GIVEN TASK:
Omit the pictures from the entries below and retype everything else exactly.

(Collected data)
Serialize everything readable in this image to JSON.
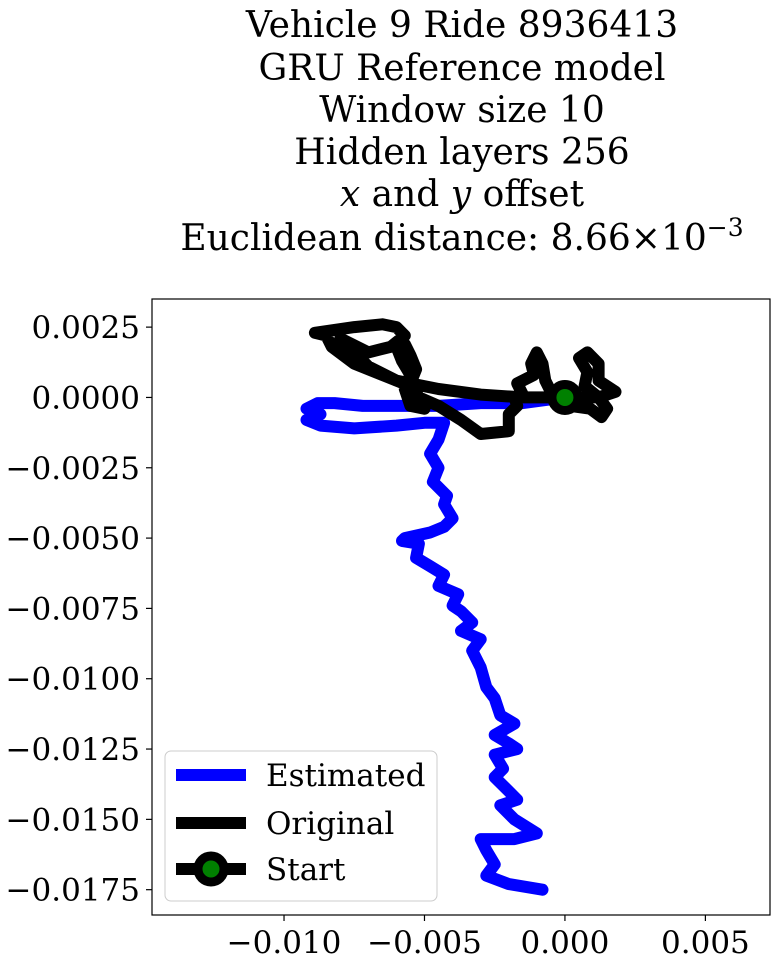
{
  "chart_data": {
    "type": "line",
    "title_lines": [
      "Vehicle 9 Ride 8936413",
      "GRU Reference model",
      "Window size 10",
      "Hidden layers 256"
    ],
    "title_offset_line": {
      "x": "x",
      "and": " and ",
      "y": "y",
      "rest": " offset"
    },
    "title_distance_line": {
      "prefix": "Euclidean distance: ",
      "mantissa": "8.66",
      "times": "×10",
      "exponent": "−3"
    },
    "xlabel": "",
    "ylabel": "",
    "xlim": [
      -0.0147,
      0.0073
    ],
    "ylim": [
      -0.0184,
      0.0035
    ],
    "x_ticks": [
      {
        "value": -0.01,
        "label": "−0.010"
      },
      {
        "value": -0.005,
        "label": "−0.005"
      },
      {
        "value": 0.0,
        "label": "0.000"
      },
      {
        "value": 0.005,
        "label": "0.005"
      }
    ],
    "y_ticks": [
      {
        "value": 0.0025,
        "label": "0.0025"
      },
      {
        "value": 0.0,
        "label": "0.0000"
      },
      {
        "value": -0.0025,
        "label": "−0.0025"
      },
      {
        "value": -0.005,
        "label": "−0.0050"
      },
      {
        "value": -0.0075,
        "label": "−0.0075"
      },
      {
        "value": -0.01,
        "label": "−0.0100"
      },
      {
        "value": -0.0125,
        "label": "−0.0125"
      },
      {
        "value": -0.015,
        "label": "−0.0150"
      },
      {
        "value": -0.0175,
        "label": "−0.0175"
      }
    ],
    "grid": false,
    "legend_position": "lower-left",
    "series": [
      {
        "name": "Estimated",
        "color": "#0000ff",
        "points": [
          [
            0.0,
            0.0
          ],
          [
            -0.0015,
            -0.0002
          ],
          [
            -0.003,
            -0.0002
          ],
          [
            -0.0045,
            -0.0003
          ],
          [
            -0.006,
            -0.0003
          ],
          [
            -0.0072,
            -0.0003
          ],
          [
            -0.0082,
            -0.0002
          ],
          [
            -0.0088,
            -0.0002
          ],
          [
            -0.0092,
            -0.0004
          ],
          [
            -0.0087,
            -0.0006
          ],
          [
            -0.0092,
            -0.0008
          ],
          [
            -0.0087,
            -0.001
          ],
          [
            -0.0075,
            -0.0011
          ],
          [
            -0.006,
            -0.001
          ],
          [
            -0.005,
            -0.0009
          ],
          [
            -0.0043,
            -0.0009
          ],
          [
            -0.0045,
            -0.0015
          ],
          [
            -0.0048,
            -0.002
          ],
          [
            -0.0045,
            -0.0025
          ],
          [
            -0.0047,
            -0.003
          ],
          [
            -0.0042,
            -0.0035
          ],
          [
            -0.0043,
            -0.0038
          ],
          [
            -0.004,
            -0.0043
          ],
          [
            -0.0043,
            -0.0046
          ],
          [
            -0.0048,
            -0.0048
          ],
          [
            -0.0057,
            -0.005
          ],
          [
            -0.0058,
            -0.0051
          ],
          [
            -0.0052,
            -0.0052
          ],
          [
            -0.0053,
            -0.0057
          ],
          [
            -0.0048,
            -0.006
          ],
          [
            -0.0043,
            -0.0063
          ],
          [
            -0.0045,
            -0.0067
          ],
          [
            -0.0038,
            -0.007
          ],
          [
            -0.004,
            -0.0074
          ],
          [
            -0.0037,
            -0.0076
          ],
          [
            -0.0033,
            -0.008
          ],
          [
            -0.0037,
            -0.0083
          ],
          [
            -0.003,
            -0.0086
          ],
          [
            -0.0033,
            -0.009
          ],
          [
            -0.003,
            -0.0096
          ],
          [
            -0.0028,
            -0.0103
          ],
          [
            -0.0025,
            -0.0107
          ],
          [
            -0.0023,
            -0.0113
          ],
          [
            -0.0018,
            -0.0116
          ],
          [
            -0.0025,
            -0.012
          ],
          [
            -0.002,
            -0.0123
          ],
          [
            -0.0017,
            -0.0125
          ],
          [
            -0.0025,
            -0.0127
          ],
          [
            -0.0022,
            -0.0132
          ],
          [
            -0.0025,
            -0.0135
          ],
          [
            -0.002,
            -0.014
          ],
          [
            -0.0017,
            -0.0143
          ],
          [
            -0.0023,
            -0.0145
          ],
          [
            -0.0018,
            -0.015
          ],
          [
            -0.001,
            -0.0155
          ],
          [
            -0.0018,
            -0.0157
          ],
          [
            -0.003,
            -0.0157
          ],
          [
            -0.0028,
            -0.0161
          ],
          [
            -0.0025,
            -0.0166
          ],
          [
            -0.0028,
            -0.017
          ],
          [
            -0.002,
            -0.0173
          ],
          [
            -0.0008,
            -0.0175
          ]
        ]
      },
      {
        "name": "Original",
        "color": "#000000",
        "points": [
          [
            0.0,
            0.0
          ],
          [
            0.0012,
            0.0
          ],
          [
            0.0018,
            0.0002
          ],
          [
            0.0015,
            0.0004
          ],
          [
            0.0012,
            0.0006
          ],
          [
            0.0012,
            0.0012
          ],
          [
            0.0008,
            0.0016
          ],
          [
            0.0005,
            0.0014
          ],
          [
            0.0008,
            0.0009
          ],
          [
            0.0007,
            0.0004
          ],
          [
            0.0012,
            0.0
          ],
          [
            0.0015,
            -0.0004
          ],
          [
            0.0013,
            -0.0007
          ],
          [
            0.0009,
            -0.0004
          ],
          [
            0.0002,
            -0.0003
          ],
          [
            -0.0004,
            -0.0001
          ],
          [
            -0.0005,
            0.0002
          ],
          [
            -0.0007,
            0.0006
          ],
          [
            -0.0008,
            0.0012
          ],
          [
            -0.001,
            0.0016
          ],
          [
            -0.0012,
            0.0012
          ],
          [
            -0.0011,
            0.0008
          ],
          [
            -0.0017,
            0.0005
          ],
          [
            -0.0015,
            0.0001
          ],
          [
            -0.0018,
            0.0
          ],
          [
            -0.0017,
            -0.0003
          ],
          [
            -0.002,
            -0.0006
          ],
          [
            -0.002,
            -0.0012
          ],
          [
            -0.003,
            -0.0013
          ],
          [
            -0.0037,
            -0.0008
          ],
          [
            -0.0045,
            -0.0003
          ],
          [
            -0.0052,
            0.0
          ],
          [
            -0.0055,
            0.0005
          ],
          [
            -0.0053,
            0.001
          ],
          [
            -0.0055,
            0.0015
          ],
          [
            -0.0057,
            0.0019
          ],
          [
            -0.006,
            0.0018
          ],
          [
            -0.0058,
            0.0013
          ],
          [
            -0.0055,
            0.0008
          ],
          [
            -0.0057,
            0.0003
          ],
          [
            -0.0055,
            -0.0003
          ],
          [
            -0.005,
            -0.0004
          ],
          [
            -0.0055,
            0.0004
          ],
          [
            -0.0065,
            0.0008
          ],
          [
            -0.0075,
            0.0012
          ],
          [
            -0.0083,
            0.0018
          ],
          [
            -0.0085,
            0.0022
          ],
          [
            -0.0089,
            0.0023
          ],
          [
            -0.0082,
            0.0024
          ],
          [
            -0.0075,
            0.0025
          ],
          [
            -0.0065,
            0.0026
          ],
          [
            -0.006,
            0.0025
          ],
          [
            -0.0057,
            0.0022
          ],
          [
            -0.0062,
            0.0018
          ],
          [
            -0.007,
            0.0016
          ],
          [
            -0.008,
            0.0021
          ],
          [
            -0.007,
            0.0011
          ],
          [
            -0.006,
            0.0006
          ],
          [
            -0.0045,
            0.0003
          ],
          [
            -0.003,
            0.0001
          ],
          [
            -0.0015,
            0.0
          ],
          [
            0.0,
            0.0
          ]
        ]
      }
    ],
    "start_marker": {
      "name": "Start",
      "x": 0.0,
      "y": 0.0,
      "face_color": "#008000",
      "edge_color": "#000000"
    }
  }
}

THE OUTPUT:
Serialize everything readable in this image to JSON.
{
  "chart_data": {
    "type": "line",
    "title_lines": [
      "Vehicle 9 Ride 8936413",
      "GRU Reference model",
      "Window size 10",
      "Hidden layers 256"
    ],
    "title_offset_line": {
      "x": "x",
      "and": " and ",
      "y": "y",
      "rest": " offset"
    },
    "title_distance_line": {
      "prefix": "Euclidean distance: ",
      "mantissa": "8.66",
      "times": "×10",
      "exponent": "−3"
    },
    "xlabel": "",
    "ylabel": "",
    "xlim": [
      -0.0147,
      0.0073
    ],
    "ylim": [
      -0.0184,
      0.0035
    ],
    "x_ticks": [
      {
        "value": -0.01,
        "label": "−0.010"
      },
      {
        "value": -0.005,
        "label": "−0.005"
      },
      {
        "value": 0.0,
        "label": "0.000"
      },
      {
        "value": 0.005,
        "label": "0.005"
      }
    ],
    "y_ticks": [
      {
        "value": 0.0025,
        "label": "0.0025"
      },
      {
        "value": 0.0,
        "label": "0.0000"
      },
      {
        "value": -0.0025,
        "label": "−0.0025"
      },
      {
        "value": -0.005,
        "label": "−0.0050"
      },
      {
        "value": -0.0075,
        "label": "−0.0075"
      },
      {
        "value": -0.01,
        "label": "−0.0100"
      },
      {
        "value": -0.0125,
        "label": "−0.0125"
      },
      {
        "value": -0.015,
        "label": "−0.0150"
      },
      {
        "value": -0.0175,
        "label": "−0.0175"
      }
    ],
    "grid": false,
    "legend_position": "lower-left",
    "series": [
      {
        "name": "Estimated",
        "color": "#0000ff",
        "points": [
          [
            0.0,
            0.0
          ],
          [
            -0.0015,
            -0.0002
          ],
          [
            -0.003,
            -0.0002
          ],
          [
            -0.0045,
            -0.0003
          ],
          [
            -0.006,
            -0.0003
          ],
          [
            -0.0072,
            -0.0003
          ],
          [
            -0.0082,
            -0.0002
          ],
          [
            -0.0088,
            -0.0002
          ],
          [
            -0.0092,
            -0.0004
          ],
          [
            -0.0087,
            -0.0006
          ],
          [
            -0.0092,
            -0.0008
          ],
          [
            -0.0087,
            -0.001
          ],
          [
            -0.0075,
            -0.0011
          ],
          [
            -0.006,
            -0.001
          ],
          [
            -0.005,
            -0.0009
          ],
          [
            -0.0043,
            -0.0009
          ],
          [
            -0.0045,
            -0.0015
          ],
          [
            -0.0048,
            -0.002
          ],
          [
            -0.0045,
            -0.0025
          ],
          [
            -0.0047,
            -0.003
          ],
          [
            -0.0042,
            -0.0035
          ],
          [
            -0.0043,
            -0.0038
          ],
          [
            -0.004,
            -0.0043
          ],
          [
            -0.0043,
            -0.0046
          ],
          [
            -0.0048,
            -0.0048
          ],
          [
            -0.0057,
            -0.005
          ],
          [
            -0.0058,
            -0.0051
          ],
          [
            -0.0052,
            -0.0052
          ],
          [
            -0.0053,
            -0.0057
          ],
          [
            -0.0048,
            -0.006
          ],
          [
            -0.0043,
            -0.0063
          ],
          [
            -0.0045,
            -0.0067
          ],
          [
            -0.0038,
            -0.007
          ],
          [
            -0.004,
            -0.0074
          ],
          [
            -0.0037,
            -0.0076
          ],
          [
            -0.0033,
            -0.008
          ],
          [
            -0.0037,
            -0.0083
          ],
          [
            -0.003,
            -0.0086
          ],
          [
            -0.0033,
            -0.009
          ],
          [
            -0.003,
            -0.0096
          ],
          [
            -0.0028,
            -0.0103
          ],
          [
            -0.0025,
            -0.0107
          ],
          [
            -0.0023,
            -0.0113
          ],
          [
            -0.0018,
            -0.0116
          ],
          [
            -0.0025,
            -0.012
          ],
          [
            -0.002,
            -0.0123
          ],
          [
            -0.0017,
            -0.0125
          ],
          [
            -0.0025,
            -0.0127
          ],
          [
            -0.0022,
            -0.0132
          ],
          [
            -0.0025,
            -0.0135
          ],
          [
            -0.002,
            -0.014
          ],
          [
            -0.0017,
            -0.0143
          ],
          [
            -0.0023,
            -0.0145
          ],
          [
            -0.0018,
            -0.015
          ],
          [
            -0.001,
            -0.0155
          ],
          [
            -0.0018,
            -0.0157
          ],
          [
            -0.003,
            -0.0157
          ],
          [
            -0.0028,
            -0.0161
          ],
          [
            -0.0025,
            -0.0166
          ],
          [
            -0.0028,
            -0.017
          ],
          [
            -0.002,
            -0.0173
          ],
          [
            -0.0008,
            -0.0175
          ]
        ]
      },
      {
        "name": "Original",
        "color": "#000000",
        "points": [
          [
            0.0,
            0.0
          ],
          [
            0.0012,
            0.0
          ],
          [
            0.0018,
            0.0002
          ],
          [
            0.0015,
            0.0004
          ],
          [
            0.0012,
            0.0006
          ],
          [
            0.0012,
            0.0012
          ],
          [
            0.0008,
            0.0016
          ],
          [
            0.0005,
            0.0014
          ],
          [
            0.0008,
            0.0009
          ],
          [
            0.0007,
            0.0004
          ],
          [
            0.0012,
            0.0
          ],
          [
            0.0015,
            -0.0004
          ],
          [
            0.0013,
            -0.0007
          ],
          [
            0.0009,
            -0.0004
          ],
          [
            0.0002,
            -0.0003
          ],
          [
            -0.0004,
            -0.0001
          ],
          [
            -0.0005,
            0.0002
          ],
          [
            -0.0007,
            0.0006
          ],
          [
            -0.0008,
            0.0012
          ],
          [
            -0.001,
            0.0016
          ],
          [
            -0.0012,
            0.0012
          ],
          [
            -0.0011,
            0.0008
          ],
          [
            -0.0017,
            0.0005
          ],
          [
            -0.0015,
            0.0001
          ],
          [
            -0.0018,
            0.0
          ],
          [
            -0.0017,
            -0.0003
          ],
          [
            -0.002,
            -0.0006
          ],
          [
            -0.002,
            -0.0012
          ],
          [
            -0.003,
            -0.0013
          ],
          [
            -0.0037,
            -0.0008
          ],
          [
            -0.0045,
            -0.0003
          ],
          [
            -0.0052,
            0.0
          ],
          [
            -0.0055,
            0.0005
          ],
          [
            -0.0053,
            0.001
          ],
          [
            -0.0055,
            0.0015
          ],
          [
            -0.0057,
            0.0019
          ],
          [
            -0.006,
            0.0018
          ],
          [
            -0.0058,
            0.0013
          ],
          [
            -0.0055,
            0.0008
          ],
          [
            -0.0057,
            0.0003
          ],
          [
            -0.0055,
            -0.0003
          ],
          [
            -0.005,
            -0.0004
          ],
          [
            -0.0055,
            0.0004
          ],
          [
            -0.0065,
            0.0008
          ],
          [
            -0.0075,
            0.0012
          ],
          [
            -0.0083,
            0.0018
          ],
          [
            -0.0085,
            0.0022
          ],
          [
            -0.0089,
            0.0023
          ],
          [
            -0.0082,
            0.0024
          ],
          [
            -0.0075,
            0.0025
          ],
          [
            -0.0065,
            0.0026
          ],
          [
            -0.006,
            0.0025
          ],
          [
            -0.0057,
            0.0022
          ],
          [
            -0.0062,
            0.0018
          ],
          [
            -0.007,
            0.0016
          ],
          [
            -0.008,
            0.0021
          ],
          [
            -0.007,
            0.0011
          ],
          [
            -0.006,
            0.0006
          ],
          [
            -0.0045,
            0.0003
          ],
          [
            -0.003,
            0.0001
          ],
          [
            -0.0015,
            0.0
          ],
          [
            0.0,
            0.0
          ]
        ]
      }
    ],
    "start_marker": {
      "name": "Start",
      "x": 0.0,
      "y": 0.0,
      "face_color": "#008000",
      "edge_color": "#000000"
    }
  }
}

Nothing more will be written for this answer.